▶ **Given exercise**
Retype each entry below exactly as it stands.

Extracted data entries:
:::::

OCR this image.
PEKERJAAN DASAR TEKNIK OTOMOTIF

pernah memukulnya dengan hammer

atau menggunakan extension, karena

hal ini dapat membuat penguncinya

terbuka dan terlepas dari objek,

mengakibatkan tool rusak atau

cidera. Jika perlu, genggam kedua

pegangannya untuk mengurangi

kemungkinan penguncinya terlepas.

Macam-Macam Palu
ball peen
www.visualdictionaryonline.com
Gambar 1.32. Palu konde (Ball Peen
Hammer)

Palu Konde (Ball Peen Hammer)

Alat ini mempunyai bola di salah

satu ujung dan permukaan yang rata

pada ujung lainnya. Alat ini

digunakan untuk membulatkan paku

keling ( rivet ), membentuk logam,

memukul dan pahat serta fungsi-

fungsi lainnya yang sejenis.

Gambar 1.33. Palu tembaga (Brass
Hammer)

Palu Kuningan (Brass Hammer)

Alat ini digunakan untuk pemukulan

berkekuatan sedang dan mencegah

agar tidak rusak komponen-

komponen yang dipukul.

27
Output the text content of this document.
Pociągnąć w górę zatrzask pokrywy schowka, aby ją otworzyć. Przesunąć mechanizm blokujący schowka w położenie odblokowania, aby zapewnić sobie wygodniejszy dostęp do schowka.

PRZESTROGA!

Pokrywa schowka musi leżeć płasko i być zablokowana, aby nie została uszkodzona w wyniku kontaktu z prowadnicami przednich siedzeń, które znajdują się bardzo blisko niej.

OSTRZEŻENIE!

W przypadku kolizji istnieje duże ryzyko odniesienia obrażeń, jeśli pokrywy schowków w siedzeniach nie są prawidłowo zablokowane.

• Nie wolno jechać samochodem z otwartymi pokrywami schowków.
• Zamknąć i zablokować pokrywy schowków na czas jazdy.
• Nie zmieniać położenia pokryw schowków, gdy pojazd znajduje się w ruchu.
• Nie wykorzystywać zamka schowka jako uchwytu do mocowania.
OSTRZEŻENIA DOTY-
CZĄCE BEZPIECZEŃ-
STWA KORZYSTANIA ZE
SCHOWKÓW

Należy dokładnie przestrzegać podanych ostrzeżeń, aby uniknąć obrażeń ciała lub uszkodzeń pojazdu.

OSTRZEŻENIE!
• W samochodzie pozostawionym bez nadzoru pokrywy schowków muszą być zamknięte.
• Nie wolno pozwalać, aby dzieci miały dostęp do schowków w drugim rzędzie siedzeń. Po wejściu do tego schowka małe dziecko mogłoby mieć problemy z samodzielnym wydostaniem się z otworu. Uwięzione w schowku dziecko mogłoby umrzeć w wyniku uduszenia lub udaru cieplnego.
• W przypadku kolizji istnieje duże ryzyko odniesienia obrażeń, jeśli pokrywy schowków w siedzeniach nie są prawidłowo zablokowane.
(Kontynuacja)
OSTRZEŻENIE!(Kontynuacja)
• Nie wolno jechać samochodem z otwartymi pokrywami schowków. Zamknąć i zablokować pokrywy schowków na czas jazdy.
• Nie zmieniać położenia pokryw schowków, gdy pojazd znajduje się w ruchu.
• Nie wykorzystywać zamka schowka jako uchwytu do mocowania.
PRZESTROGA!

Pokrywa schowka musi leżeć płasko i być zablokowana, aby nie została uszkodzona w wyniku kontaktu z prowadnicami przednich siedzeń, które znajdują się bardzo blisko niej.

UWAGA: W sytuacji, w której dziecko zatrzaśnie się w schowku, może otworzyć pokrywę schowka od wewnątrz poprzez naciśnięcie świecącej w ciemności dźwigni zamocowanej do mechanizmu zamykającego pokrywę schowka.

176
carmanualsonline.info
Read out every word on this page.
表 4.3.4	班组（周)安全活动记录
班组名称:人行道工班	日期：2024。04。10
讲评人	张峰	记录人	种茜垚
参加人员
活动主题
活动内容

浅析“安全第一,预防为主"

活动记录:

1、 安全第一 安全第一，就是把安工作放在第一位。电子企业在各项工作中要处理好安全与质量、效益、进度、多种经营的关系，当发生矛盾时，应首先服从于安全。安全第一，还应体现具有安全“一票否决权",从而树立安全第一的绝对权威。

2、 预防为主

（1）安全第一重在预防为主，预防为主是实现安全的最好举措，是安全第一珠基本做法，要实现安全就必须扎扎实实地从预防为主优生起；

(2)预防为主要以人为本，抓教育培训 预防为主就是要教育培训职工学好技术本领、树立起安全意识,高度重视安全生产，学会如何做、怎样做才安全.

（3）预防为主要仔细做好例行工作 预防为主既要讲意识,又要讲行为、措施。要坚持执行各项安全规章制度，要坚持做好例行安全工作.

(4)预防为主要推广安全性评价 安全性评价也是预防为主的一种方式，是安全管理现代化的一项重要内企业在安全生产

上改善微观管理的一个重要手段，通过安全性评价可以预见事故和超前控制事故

:::::

▶ **Answer**
OCR this image.
PEKERJAAN DASAR TEKNIK OTOMOTIF

pernah memukulnya dengan hammer

atau menggunakan extension, karena

hal ini dapat membuat penguncinya

terbuka dan terlepas dari objek,

mengakibatkan tool rusak atau

cidera. Jika perlu, genggam kedua

pegangannya untuk mengurangi

kemungkinan penguncinya terlepas.

Macam-Macam Palu
ball peen
www.visualdictionaryonline.com
Gambar 1.32. Palu konde (Ball Peen
Hammer)

Palu Konde (Ball Peen Hammer)

Alat ini mempunyai bola di salah

satu ujung dan permukaan yang rata

pada ujung lainnya. Alat ini

digunakan untuk membulatkan paku

keling ( rivet ), membentuk logam,

memukul dan pahat serta fungsi-

fungsi lainnya yang sejenis.

Gambar 1.33. Palu tembaga (Brass
Hammer)

Palu Kuningan (Brass Hammer)

Alat ini digunakan untuk pemukulan

berkekuatan sedang dan mencegah

agar tidak rusak komponen-

komponen yang dipukul.

27
Output the text content of this document.
Pociągnąć w górę zatrzask pokrywy schowka, aby ją otworzyć. Przesunąć mechanizm blokujący schowka w położenie odblokowania, aby zapewnić sobie wygodniejszy dostęp do schowka.

PRZESTROGA!

Pokrywa schowka musi leżeć płasko i być zablokowana, aby nie została uszkodzona w wyniku kontaktu z prowadnicami przednich siedzeń, które znajdują się bardzo blisko niej.

OSTRZEŻENIE!

W przypadku kolizji istnieje duże ryzyko odniesienia obrażeń, jeśli pokrywy schowków w siedzeniach nie są prawidłowo zablokowane.

• Nie wolno jechać samochodem z otwartymi pokrywami schowków.
• Zamknąć i zablokować pokrywy schowków na czas jazdy.
• Nie zmieniać położenia pokryw schowków, gdy pojazd znajduje się w ruchu.
• Nie wykorzystywać zamka schowka jako uchwytu do mocowania.
OSTRZEŻENIA DOTY-
CZĄCE BEZPIECZEŃ-
STWA KORZYSTANIA ZE
SCHOWKÓW

Należy dokładnie przestrzegać podanych ostrzeżeń, aby uniknąć obrażeń ciała lub uszkodzeń pojazdu.

OSTRZEŻENIE!
• W samochodzie pozostawionym bez nadzoru pokrywy schowków muszą być zamknięte.
• Nie wolno pozwalać, aby dzieci miały dostęp do schowków w drugim rzędzie siedzeń. Po wejściu do tego schowka małe dziecko mogłoby mieć problemy z samodzielnym wydostaniem się z otworu. Uwięzione w schowku dziecko mogłoby umrzeć w wyniku uduszenia lub udaru cieplnego.
• W przypadku kolizji istnieje duże ryzyko odniesienia obrażeń, jeśli pokrywy schowków w siedzeniach nie są prawidłowo zablokowane.
(Kontynuacja)
OSTRZEŻENIE!(Kontynuacja)
• Nie wolno jechać samochodem z otwartymi pokrywami schowków. Zamknąć i zablokować pokrywy schowków na czas jazdy.
• Nie zmieniać położenia pokryw schowków, gdy pojazd znajduje się w ruchu.
• Nie wykorzystywać zamka schowka jako uchwytu do mocowania.
PRZESTROGA!

Pokrywa schowka musi leżeć płasko i być zablokowana, aby nie została uszkodzona w wyniku kontaktu z prowadnicami przednich siedzeń, które znajdują się bardzo blisko niej.

UWAGA: W sytuacji, w której dziecko zatrzaśnie się w schowku, może otworzyć pokrywę schowka od wewnątrz poprzez naciśnięcie świecącej w ciemności dźwigni zamocowanej do mechanizmu zamykającego pokrywę schowka.

176
carmanualsonline.info
Read out every word on this page.
表 4.3.4	班组（周)安全活动记录
班组名称:人行道工班	日期：2024。04。10
讲评人	张峰	记录人	种茜垚
参加人员
活动主题
活动内容

浅析“安全第一,预防为主"

活动记录:

1、 安全第一 安全第一，就是把安工作放在第一位。电子企业在各项工作中要处理好安全与质量、效益、进度、多种经营的关系，当发生矛盾时，应首先服从于安全。安全第一，还应体现具有安全“一票否决权",从而树立安全第一的绝对权威。

2、 预防为主

（1）安全第一重在预防为主，预防为主是实现安全的最好举措，是安全第一珠基本做法，要实现安全就必须扎扎实实地从预防为主优生起；

(2)预防为主要以人为本，抓教育培训 预防为主就是要教育培训职工学好技术本领、树立起安全意识,高度重视安全生产，学会如何做、怎样做才安全.

（3）预防为主要仔细做好例行工作 预防为主既要讲意识,又要讲行为、措施。要坚持执行各项安全规章制度，要坚持做好例行安全工作.

(4)预防为主要推广安全性评价 安全性评价也是预防为主的一种方式，是安全管理现代化的一项重要内企业在安全生产

上改善微观管理的一个重要手段，通过安全性评价可以预见事故和超前控制事故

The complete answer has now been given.